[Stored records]
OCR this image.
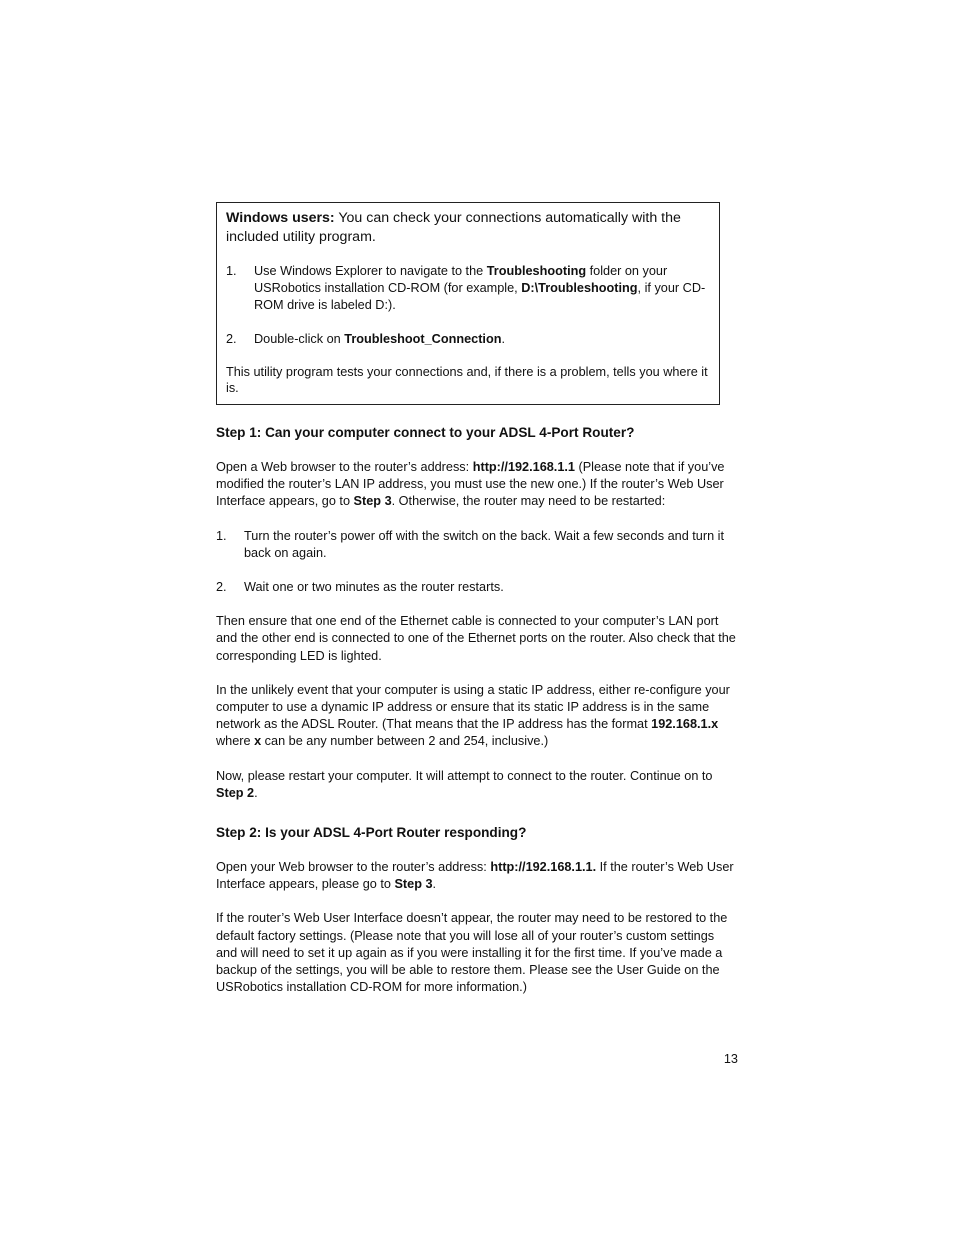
Windows users: You can check your connections automatically with the included utility program.

1. Use Windows Explorer to navigate to the Troubleshooting folder on your USRobotics installation CD-ROM (for example, D:\Troubleshooting, if your CD-ROM drive is labeled D:).
2. Double-click on Troubleshoot_Connection.

This utility program tests your connections and, if there is a problem, tells you where it is.

Step 1: Can your computer connect to your ADSL 4-Port Router?

Open a Web browser to the router’s address: http://192.168.1.1 (Please note that if you’ve modified the router’s LAN IP address, you must use the new one.) If the router’s Web User Interface appears, go to Step 3. Otherwise, the router may need to be restarted:

1. Turn the router’s power off with the switch on the back. Wait a few seconds and turn it back on again.
2. Wait one or two minutes as the router restarts.

Then ensure that one end of the Ethernet cable is connected to your computer’s LAN port and the other end is connected to one of the Ethernet ports on the router. Also check that the corresponding LED is lighted.

In the unlikely event that your computer is using a static IP address, either re-configure your computer to use a dynamic IP address or ensure that its static IP address is in the same network as the ADSL Router. (That means that the IP address has the format 192.168.1.x where x can be any number between 2 and 254, inclusive.)

Now, please restart your computer. It will attempt to connect to the router. Continue on to Step 2.

Step 2: Is your ADSL 4-Port Router responding?

Open your Web browser to the router’s address: http://192.168.1.1. If the router’s Web User Interface appears, please go to Step 3.

If the router’s Web User Interface doesn’t appear, the router may need to be restored to the default factory settings. (Please note that you will lose all of your router’s custom settings and will need to set it up again as if you were installing it for the first time. If you’ve made a backup of the settings, you will be able to restore them. Please see the User Guide on the USRobotics installation CD-ROM for more information.)

13
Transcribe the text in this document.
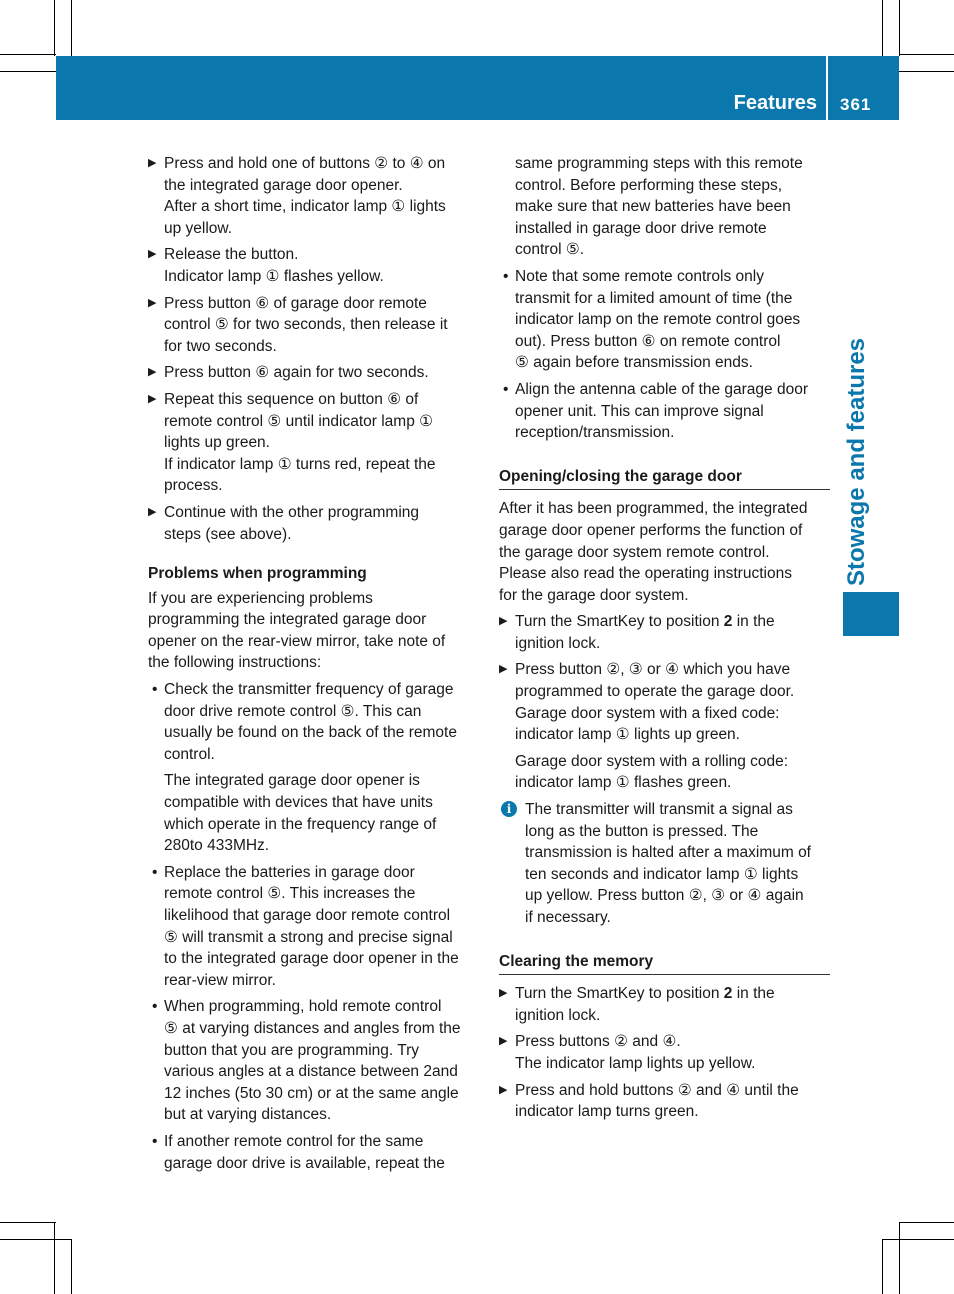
Features 361
Stowage and features
▶ Press and hold one of buttons ② to ④ on
the integrated garage door opener.
After a short time, indicator lamp ① lights
up yellow.
▶ Release the button.
Indicator lamp ① flashes yellow.
▶ Press button ⑥ of garage door remote
control ⑤ for two seconds, then release it
for two seconds.
▶ Press button ⑥ again for two seconds.
▶ Repeat this sequence on button ⑥ of
remote control ⑤ until indicator lamp ①
lights up green.
If indicator lamp ① turns red, repeat the
process.
▶ Continue with the other programming
steps (see above).
Problems when programming
If you are experiencing problems
programming the integrated garage door
opener on the rear-view mirror, take note of
the following instructions:
• Check the transmitter frequency of garage
door drive remote control ⑤. This can
usually be found on the back of the remote
control.
The integrated garage door opener is
compatible with devices that have units
which operate in the frequency range of
280to 433MHz.
• Replace the batteries in garage door
remote control ⑤. This increases the
likelihood that garage door remote control
⑤ will transmit a strong and precise signal
to the integrated garage door opener in the
rear-view mirror.
• When programming, hold remote control
⑤ at varying distances and angles from the
button that you are programming. Try
various angles at a distance between 2and
12 inches (5to 30 cm) or at the same angle
but at varying distances.
• If another remote control for the same
garage door drive is available, repeat the
same programming steps with this remote
control. Before performing these steps,
make sure that new batteries have been
installed in garage door drive remote
control ⑤.
• Note that some remote controls only
transmit for a limited amount of time (the
indicator lamp on the remote control goes
out). Press button ⑥ on remote control
⑤ again before transmission ends.
• Align the antenna cable of the garage door
opener unit. This can improve signal
reception/transmission.
Opening/closing the garage door
After it has been programmed, the integrated
garage door opener performs the function of
the garage door system remote control.
Please also read the operating instructions
for the garage door system.
▶ Turn the SmartKey to position 2 in the
ignition lock.
▶ Press button ②, ③ or ④ which you have
programmed to operate the garage door.
Garage door system with a fixed code:
indicator lamp ① lights up green.
Garage door system with a rolling code:
indicator lamp ① flashes green.
i The transmitter will transmit a signal as
long as the button is pressed. The
transmission is halted after a maximum of
ten seconds and indicator lamp ① lights
up yellow. Press button ②, ③ or ④ again
if necessary.
Clearing the memory
▶ Turn the SmartKey to position 2 in the
ignition lock.
▶ Press buttons ② and ④.
The indicator lamp lights up yellow.
▶ Press and hold buttons ② and ④ until the
indicator lamp turns green.
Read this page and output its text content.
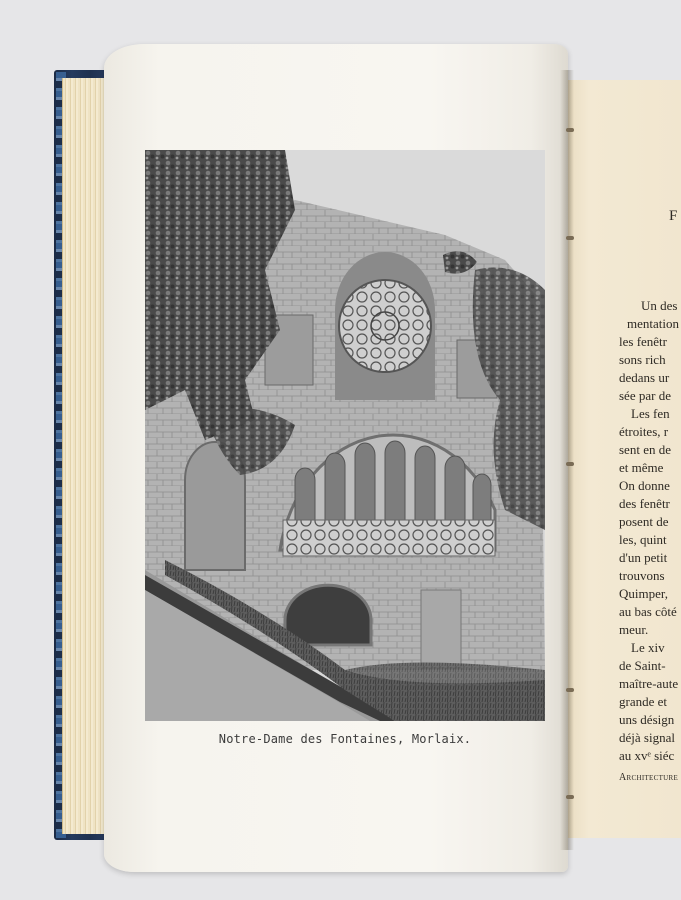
Notre-Dame des Fontaines, Morlaix.
F
Un des
mentation
les fenêtr
sons rich
dedans ur
sée par de
Les fen
étroites, r
sent en de
et même
On donne
des fenêtr
posent de
les, quint
d'un petit
trouvons
Quimper,
au bas côté
meur.
Le xiv
de Saint-
maître-aute
grande et
uns désign
déjà signal
au xvᵉ siéc
Architecture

◆ **GOAL**:
Report every line in the data above in which the word "address" appears.

◆ **COMPLETED TASK**:
Open a Web browser to the router’s address: http://192.168.1.1 (Please note that if you’ve modified the router’s LAN IP address, you must use the new one.) If the router’s Web User Interface appears, go to Step 3. Otherwise, the router may need to be restarted:
In the unlikely event that your computer is using a static IP address, either re-configure your computer to use a dynamic IP address or ensure that its static IP address is in the same network as the ADSL Router. (That means that the IP address has the format 192.168.1.x where x can be any number between 2 and 254, inclusive.)
Open your Web browser to the router’s address: http://192.168.1.1. If the router’s Web User Interface appears, please go to Step 3.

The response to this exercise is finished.